> PROBLEM TO SOLVE
Go through the material below and copy all lines with "JSON".

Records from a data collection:
⟨

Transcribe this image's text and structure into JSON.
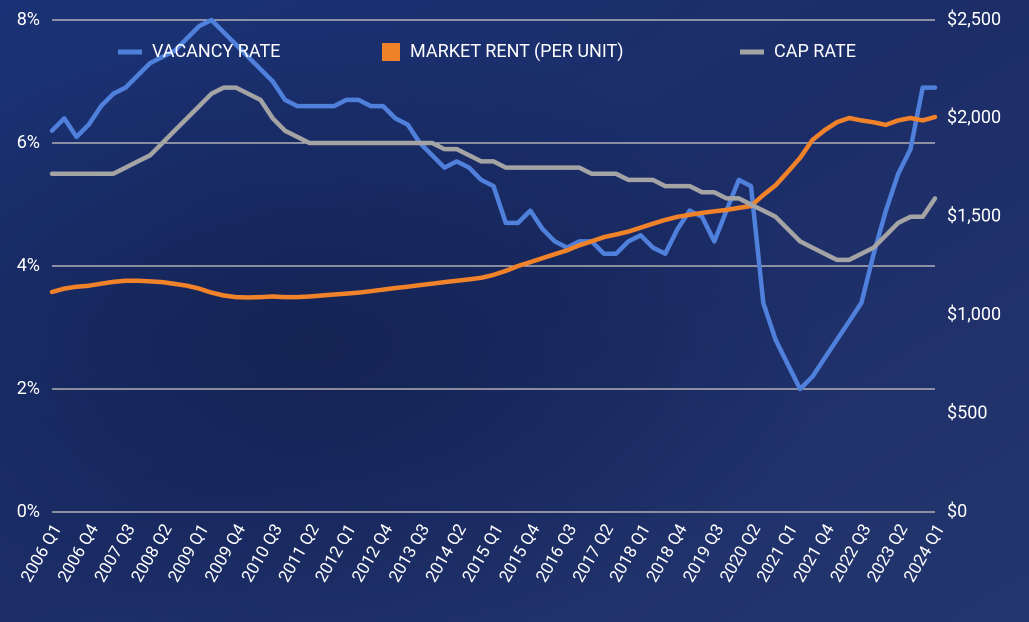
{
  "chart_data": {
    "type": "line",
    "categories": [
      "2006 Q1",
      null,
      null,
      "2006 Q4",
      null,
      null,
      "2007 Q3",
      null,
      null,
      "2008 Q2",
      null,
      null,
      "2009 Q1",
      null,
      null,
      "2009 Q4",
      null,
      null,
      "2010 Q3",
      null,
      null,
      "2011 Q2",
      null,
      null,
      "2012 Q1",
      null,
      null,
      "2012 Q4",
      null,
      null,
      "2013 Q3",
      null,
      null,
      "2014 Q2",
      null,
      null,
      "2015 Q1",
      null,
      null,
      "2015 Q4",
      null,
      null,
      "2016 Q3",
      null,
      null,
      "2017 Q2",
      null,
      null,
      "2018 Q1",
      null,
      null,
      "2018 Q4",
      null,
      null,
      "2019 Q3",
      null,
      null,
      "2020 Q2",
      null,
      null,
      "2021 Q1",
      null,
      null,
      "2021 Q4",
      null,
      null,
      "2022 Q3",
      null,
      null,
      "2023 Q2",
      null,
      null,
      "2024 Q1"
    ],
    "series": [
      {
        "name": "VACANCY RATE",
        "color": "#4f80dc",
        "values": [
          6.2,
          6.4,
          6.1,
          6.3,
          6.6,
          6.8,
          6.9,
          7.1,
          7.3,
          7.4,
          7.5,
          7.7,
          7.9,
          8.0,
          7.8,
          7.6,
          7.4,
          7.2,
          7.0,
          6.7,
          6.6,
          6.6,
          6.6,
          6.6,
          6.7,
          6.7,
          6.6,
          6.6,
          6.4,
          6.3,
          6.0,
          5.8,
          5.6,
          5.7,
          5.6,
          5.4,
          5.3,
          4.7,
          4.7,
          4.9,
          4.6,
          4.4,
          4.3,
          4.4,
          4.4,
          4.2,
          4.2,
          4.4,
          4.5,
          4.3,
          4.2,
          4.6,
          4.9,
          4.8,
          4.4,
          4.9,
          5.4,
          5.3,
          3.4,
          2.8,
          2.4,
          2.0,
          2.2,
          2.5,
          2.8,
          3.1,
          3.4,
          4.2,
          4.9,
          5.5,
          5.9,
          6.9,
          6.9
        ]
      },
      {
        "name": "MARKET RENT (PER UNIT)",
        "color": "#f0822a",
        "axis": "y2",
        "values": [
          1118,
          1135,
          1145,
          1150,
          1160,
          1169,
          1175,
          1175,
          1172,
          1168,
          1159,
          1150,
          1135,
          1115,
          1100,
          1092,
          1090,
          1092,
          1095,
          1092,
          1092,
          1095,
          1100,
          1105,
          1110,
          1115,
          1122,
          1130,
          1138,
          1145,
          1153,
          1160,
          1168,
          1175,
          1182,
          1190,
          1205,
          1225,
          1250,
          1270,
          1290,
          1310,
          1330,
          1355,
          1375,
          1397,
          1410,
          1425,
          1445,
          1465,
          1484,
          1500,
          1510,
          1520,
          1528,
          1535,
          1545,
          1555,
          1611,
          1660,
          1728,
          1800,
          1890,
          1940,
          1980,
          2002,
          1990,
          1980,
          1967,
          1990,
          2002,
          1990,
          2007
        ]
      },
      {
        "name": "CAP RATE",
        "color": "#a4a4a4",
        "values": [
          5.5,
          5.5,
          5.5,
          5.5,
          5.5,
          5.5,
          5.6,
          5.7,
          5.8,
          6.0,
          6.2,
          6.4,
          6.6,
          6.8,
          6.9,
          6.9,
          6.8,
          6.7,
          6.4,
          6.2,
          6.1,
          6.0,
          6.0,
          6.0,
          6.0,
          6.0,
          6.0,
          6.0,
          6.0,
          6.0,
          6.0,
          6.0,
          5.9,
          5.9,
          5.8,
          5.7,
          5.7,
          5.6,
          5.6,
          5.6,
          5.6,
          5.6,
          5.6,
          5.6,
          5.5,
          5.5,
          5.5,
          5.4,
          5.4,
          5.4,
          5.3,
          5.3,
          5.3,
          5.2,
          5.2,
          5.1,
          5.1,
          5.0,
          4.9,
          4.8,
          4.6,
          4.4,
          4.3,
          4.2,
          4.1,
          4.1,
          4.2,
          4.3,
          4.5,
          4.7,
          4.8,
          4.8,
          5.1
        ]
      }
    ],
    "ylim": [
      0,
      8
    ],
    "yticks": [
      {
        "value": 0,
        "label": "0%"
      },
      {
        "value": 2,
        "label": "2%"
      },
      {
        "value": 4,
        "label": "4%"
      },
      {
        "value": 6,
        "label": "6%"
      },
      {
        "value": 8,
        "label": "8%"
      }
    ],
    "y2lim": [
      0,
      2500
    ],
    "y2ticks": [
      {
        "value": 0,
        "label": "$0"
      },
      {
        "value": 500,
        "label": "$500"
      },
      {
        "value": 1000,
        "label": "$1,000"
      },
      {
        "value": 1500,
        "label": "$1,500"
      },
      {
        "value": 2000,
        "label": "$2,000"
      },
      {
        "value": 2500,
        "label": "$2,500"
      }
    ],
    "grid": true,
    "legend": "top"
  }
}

⟩
⟨

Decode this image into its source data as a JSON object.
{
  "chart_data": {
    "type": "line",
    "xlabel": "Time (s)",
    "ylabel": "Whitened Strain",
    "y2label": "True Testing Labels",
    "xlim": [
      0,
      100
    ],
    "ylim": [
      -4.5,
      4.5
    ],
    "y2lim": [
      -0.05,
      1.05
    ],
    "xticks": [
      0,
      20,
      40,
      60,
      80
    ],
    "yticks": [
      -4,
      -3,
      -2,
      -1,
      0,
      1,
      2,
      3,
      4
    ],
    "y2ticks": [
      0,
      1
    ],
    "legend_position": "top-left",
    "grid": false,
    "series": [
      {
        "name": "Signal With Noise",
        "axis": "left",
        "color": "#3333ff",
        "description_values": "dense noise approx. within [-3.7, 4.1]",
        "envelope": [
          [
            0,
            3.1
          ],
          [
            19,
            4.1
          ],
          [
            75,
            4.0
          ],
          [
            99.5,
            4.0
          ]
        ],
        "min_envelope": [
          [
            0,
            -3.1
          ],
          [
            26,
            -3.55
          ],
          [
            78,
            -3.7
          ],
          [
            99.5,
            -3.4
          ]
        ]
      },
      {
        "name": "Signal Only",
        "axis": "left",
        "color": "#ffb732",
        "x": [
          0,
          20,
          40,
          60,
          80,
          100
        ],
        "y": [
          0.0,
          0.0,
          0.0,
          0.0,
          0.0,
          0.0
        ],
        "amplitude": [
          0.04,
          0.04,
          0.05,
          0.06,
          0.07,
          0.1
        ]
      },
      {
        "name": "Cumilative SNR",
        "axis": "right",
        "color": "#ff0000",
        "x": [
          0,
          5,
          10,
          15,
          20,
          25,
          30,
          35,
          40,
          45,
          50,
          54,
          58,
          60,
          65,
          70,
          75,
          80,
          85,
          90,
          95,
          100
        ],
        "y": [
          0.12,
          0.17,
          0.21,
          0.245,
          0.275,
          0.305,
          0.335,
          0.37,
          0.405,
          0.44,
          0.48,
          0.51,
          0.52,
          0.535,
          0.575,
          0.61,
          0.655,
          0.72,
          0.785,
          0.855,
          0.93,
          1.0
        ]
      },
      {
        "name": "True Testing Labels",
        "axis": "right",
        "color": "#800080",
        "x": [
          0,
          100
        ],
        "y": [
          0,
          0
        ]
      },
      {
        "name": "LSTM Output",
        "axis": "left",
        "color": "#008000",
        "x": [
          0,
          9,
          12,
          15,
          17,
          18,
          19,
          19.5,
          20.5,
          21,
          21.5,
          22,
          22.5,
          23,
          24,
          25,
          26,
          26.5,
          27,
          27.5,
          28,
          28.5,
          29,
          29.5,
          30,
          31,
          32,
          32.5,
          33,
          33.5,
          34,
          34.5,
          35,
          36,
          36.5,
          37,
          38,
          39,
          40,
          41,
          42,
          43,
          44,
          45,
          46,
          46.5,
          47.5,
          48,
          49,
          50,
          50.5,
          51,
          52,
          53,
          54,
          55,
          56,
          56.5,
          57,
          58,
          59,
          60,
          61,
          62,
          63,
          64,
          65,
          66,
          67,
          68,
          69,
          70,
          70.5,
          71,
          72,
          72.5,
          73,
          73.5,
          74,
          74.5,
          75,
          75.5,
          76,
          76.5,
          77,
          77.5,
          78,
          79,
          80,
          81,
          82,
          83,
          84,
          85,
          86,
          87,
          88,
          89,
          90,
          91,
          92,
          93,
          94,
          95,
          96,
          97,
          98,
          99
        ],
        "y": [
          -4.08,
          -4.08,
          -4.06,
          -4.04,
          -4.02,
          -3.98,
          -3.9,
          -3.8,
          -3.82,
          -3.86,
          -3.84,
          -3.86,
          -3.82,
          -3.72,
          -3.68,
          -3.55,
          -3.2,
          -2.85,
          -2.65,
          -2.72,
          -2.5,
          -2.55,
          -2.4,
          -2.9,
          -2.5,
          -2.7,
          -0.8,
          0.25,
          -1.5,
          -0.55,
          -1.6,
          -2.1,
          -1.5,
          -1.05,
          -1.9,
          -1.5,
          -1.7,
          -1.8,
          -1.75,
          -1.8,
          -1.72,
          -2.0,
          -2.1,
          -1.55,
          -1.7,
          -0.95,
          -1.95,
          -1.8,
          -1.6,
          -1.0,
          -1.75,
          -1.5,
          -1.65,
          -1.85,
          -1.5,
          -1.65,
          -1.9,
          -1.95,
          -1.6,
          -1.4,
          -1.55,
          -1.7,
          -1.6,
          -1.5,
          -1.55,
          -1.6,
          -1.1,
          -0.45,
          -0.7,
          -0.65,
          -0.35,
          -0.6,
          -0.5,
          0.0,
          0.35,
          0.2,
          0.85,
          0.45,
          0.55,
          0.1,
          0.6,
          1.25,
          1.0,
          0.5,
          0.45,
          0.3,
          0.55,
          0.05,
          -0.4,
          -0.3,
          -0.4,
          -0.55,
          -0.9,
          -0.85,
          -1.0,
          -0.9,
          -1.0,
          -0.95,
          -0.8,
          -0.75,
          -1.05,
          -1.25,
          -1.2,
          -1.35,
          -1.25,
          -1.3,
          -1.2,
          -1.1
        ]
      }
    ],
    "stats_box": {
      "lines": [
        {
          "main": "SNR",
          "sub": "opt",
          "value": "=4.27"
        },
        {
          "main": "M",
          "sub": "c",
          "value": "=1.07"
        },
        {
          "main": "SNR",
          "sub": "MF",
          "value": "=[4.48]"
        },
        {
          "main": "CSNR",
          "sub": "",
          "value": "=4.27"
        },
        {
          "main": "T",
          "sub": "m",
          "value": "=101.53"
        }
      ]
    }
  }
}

⟩
⟨

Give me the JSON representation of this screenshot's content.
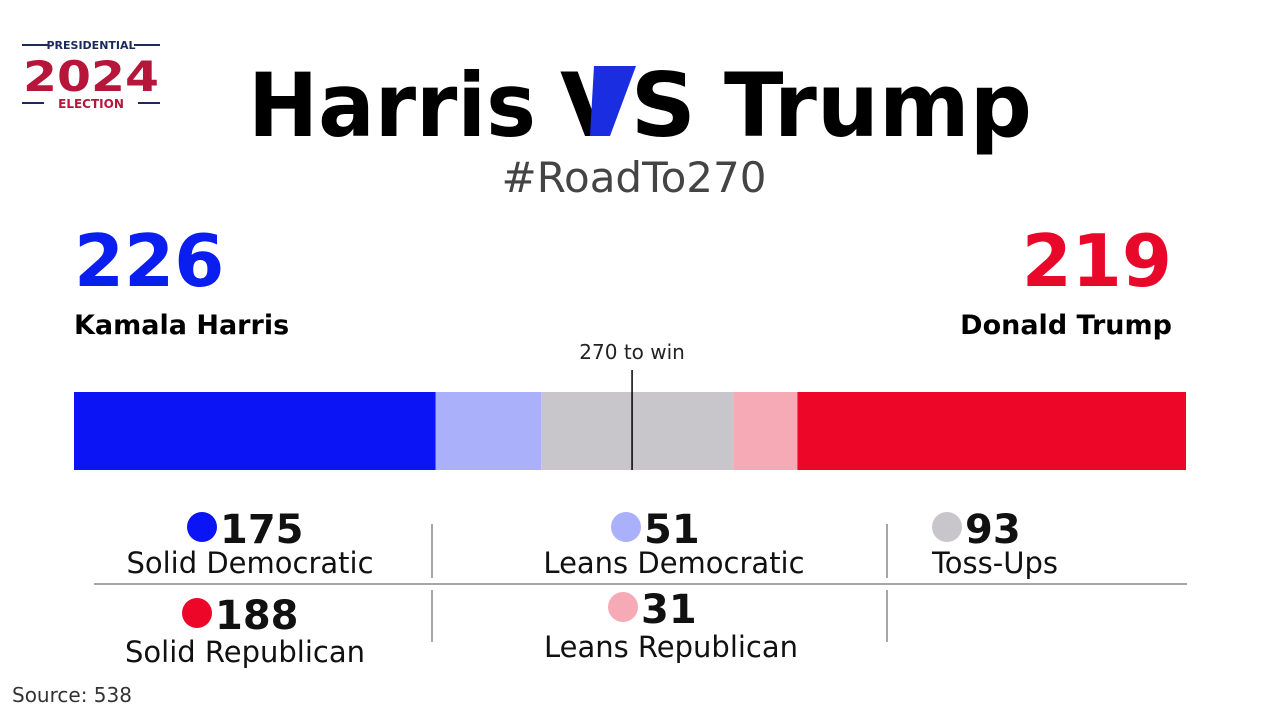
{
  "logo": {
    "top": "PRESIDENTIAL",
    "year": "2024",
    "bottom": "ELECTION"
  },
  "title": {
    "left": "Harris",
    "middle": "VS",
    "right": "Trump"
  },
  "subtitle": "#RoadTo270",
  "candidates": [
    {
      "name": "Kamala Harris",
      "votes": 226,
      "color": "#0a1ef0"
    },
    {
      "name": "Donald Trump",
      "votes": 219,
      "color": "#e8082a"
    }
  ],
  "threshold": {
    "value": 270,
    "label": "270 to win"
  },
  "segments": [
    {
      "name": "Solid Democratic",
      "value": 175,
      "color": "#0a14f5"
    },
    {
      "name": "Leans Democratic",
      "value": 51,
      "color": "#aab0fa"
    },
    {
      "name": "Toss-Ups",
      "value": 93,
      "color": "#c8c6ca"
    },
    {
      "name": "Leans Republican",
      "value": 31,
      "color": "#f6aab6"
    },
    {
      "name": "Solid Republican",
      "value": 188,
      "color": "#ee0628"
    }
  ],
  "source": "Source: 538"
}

⟩

> TASK RESPONSE
Transcribe this image's text and structure into JSON.
Decode this image into its source data as a JSON object.
Give me the JSON representation of this screenshot's content.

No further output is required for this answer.